## Written exercise
Retype all material exactly. Pictures stay out of the copy.

[Figure dataset records]
------------------------------------

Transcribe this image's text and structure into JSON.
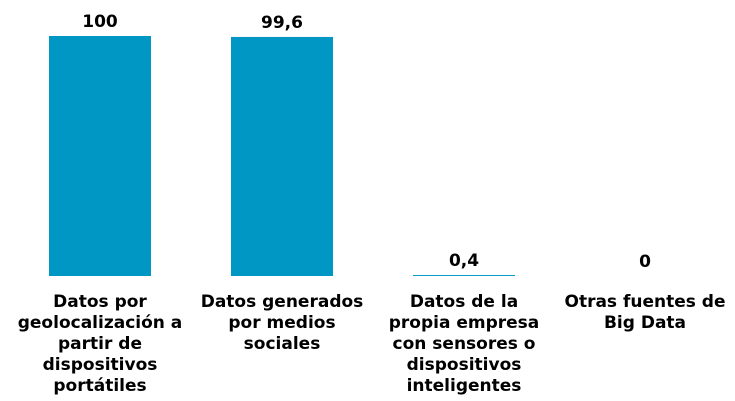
{
  "chart_data": {
    "type": "bar",
    "categories": [
      "Datos por geolocalización a partir de dispositivos portátiles",
      "Datos generados por medios sociales",
      "Datos de la propia empresa con sensores o dispositivos inteligentes",
      "Otras fuentes de Big Data"
    ],
    "category_lines": [
      [
        "Datos por",
        "geolocalización a",
        "partir de",
        "dispositivos",
        "portátiles"
      ],
      [
        "Datos generados",
        "por medios",
        "sociales"
      ],
      [
        "Datos de la",
        "propia empresa",
        "con sensores o",
        "dispositivos",
        "inteligentes"
      ],
      [
        "Otras fuentes de",
        "Big Data"
      ]
    ],
    "values": [
      100,
      99.6,
      0.4,
      0
    ],
    "value_labels": [
      "100",
      "99,6",
      "0,4",
      "0"
    ],
    "ylim": [
      0,
      100
    ],
    "grid": false,
    "bar_color": "#0097c4",
    "title": "",
    "xlabel": "",
    "ylabel": ""
  }
}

------------------------------------

## Correct answer
Transcribe this image's text and structure into JSON.
{
  "chart_data": {
    "type": "bar",
    "categories": [
      "Datos por geolocalización a partir de dispositivos portátiles",
      "Datos generados por medios sociales",
      "Datos de la propia empresa con sensores o dispositivos inteligentes",
      "Otras fuentes de Big Data"
    ],
    "category_lines": [
      [
        "Datos por",
        "geolocalización a",
        "partir de",
        "dispositivos",
        "portátiles"
      ],
      [
        "Datos generados",
        "por medios",
        "sociales"
      ],
      [
        "Datos de la",
        "propia empresa",
        "con sensores o",
        "dispositivos",
        "inteligentes"
      ],
      [
        "Otras fuentes de",
        "Big Data"
      ]
    ],
    "values": [
      100,
      99.6,
      0.4,
      0
    ],
    "value_labels": [
      "100",
      "99,6",
      "0,4",
      "0"
    ],
    "ylim": [
      0,
      100
    ],
    "grid": false,
    "bar_color": "#0097c4",
    "title": "",
    "xlabel": "",
    "ylabel": ""
  }
}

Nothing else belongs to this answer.